## GIVEN EXERCISE
An exact copy of all the data is required, with pictures left out.

=== EXTRACTED ENTRIES ===

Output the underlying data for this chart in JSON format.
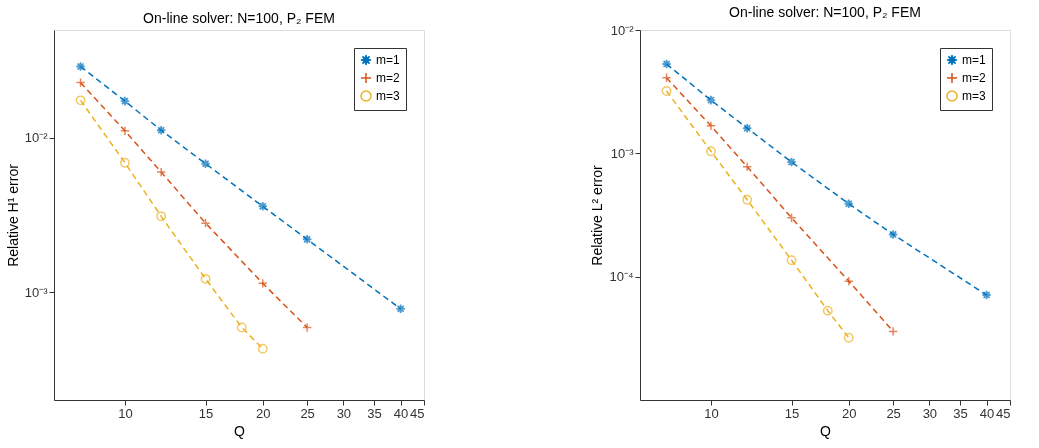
{
  "chart_data": [
    {
      "type": "line",
      "title": "On-line solver: N=100, P₂ FEM",
      "xlabel": "Q",
      "ylabel": "Relative H¹ error",
      "log": "xy",
      "grid": false,
      "legend": "top right",
      "line_style": "dashed",
      "xlim": [
        7,
        45
      ],
      "xticks": [
        10,
        15,
        20,
        25,
        30,
        35,
        40,
        45
      ],
      "ylim": [
        0.0002,
        0.05
      ],
      "yticks": [
        {
          "value": 0.01,
          "label": "10⁻²"
        },
        {
          "value": 0.001,
          "label": "10⁻³"
        }
      ],
      "series": [
        {
          "name": "m=1",
          "color": "#0072bd",
          "marker": "star",
          "x": [
            8,
            10,
            12,
            15,
            20,
            25,
            40
          ],
          "values": [
            0.029,
            0.0173,
            0.0112,
            0.0068,
            0.0036,
            0.0022,
            0.00078
          ]
        },
        {
          "name": "m=2",
          "color": "#d95319",
          "marker": "cross",
          "x": [
            8,
            10,
            12,
            15,
            20,
            25
          ],
          "values": [
            0.0228,
            0.0111,
            0.006,
            0.0028,
            0.00114,
            0.00059
          ]
        },
        {
          "name": "m=3",
          "color": "#edb120",
          "marker": "circle",
          "x": [
            8,
            10,
            12,
            15,
            18,
            20
          ],
          "values": [
            0.0175,
            0.0069,
            0.0031,
            0.00122,
            0.00059,
            0.00043
          ]
        }
      ]
    },
    {
      "type": "line",
      "title": "On-line solver: N=100, P₂ FEM",
      "xlabel": "Q",
      "ylabel": "Relative L² error",
      "log": "xy",
      "grid": false,
      "legend": "top right",
      "line_style": "dashed",
      "xlim": [
        7,
        45
      ],
      "xticks": [
        10,
        15,
        20,
        25,
        30,
        35,
        40,
        45
      ],
      "ylim": [
        1e-05,
        0.01
      ],
      "yticks": [
        {
          "value": 0.01,
          "label": "10⁻²"
        },
        {
          "value": 0.001,
          "label": "10⁻³"
        },
        {
          "value": 0.0001,
          "label": "10⁻⁴"
        }
      ],
      "series": [
        {
          "name": "m=1",
          "color": "#0072bd",
          "marker": "star",
          "x": [
            8,
            10,
            12,
            15,
            20,
            25,
            40
          ],
          "values": [
            0.0053,
            0.0027,
            0.0016,
            0.00085,
            0.00039,
            0.00022,
            7.1e-05
          ]
        },
        {
          "name": "m=2",
          "color": "#d95319",
          "marker": "cross",
          "x": [
            8,
            10,
            12,
            15,
            20,
            25
          ],
          "values": [
            0.0041,
            0.00167,
            0.00078,
            0.0003,
            9.2e-05,
            3.6e-05
          ]
        },
        {
          "name": "m=3",
          "color": "#edb120",
          "marker": "circle",
          "x": [
            8,
            10,
            12,
            15,
            18,
            20
          ],
          "values": [
            0.0032,
            0.00104,
            0.00042,
            0.000136,
            5.3e-05,
            3.2e-05
          ]
        }
      ]
    }
  ]
}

===

## TASK OUTPUT
Output the underlying data for this chart in JSON format.
{
  "chart_data": [
    {
      "type": "line",
      "title": "On-line solver: N=100, P₂ FEM",
      "xlabel": "Q",
      "ylabel": "Relative H¹ error",
      "log": "xy",
      "grid": false,
      "legend": "top right",
      "line_style": "dashed",
      "xlim": [
        7,
        45
      ],
      "xticks": [
        10,
        15,
        20,
        25,
        30,
        35,
        40,
        45
      ],
      "ylim": [
        0.0002,
        0.05
      ],
      "yticks": [
        {
          "value": 0.01,
          "label": "10⁻²"
        },
        {
          "value": 0.001,
          "label": "10⁻³"
        }
      ],
      "series": [
        {
          "name": "m=1",
          "color": "#0072bd",
          "marker": "star",
          "x": [
            8,
            10,
            12,
            15,
            20,
            25,
            40
          ],
          "values": [
            0.029,
            0.0173,
            0.0112,
            0.0068,
            0.0036,
            0.0022,
            0.00078
          ]
        },
        {
          "name": "m=2",
          "color": "#d95319",
          "marker": "cross",
          "x": [
            8,
            10,
            12,
            15,
            20,
            25
          ],
          "values": [
            0.0228,
            0.0111,
            0.006,
            0.0028,
            0.00114,
            0.00059
          ]
        },
        {
          "name": "m=3",
          "color": "#edb120",
          "marker": "circle",
          "x": [
            8,
            10,
            12,
            15,
            18,
            20
          ],
          "values": [
            0.0175,
            0.0069,
            0.0031,
            0.00122,
            0.00059,
            0.00043
          ]
        }
      ]
    },
    {
      "type": "line",
      "title": "On-line solver: N=100, P₂ FEM",
      "xlabel": "Q",
      "ylabel": "Relative L² error",
      "log": "xy",
      "grid": false,
      "legend": "top right",
      "line_style": "dashed",
      "xlim": [
        7,
        45
      ],
      "xticks": [
        10,
        15,
        20,
        25,
        30,
        35,
        40,
        45
      ],
      "ylim": [
        1e-05,
        0.01
      ],
      "yticks": [
        {
          "value": 0.01,
          "label": "10⁻²"
        },
        {
          "value": 0.001,
          "label": "10⁻³"
        },
        {
          "value": 0.0001,
          "label": "10⁻⁴"
        }
      ],
      "series": [
        {
          "name": "m=1",
          "color": "#0072bd",
          "marker": "star",
          "x": [
            8,
            10,
            12,
            15,
            20,
            25,
            40
          ],
          "values": [
            0.0053,
            0.0027,
            0.0016,
            0.00085,
            0.00039,
            0.00022,
            7.1e-05
          ]
        },
        {
          "name": "m=2",
          "color": "#d95319",
          "marker": "cross",
          "x": [
            8,
            10,
            12,
            15,
            20,
            25
          ],
          "values": [
            0.0041,
            0.00167,
            0.00078,
            0.0003,
            9.2e-05,
            3.6e-05
          ]
        },
        {
          "name": "m=3",
          "color": "#edb120",
          "marker": "circle",
          "x": [
            8,
            10,
            12,
            15,
            18,
            20
          ],
          "values": [
            0.0032,
            0.00104,
            0.00042,
            0.000136,
            5.3e-05,
            3.2e-05
          ]
        }
      ]
    }
  ]
}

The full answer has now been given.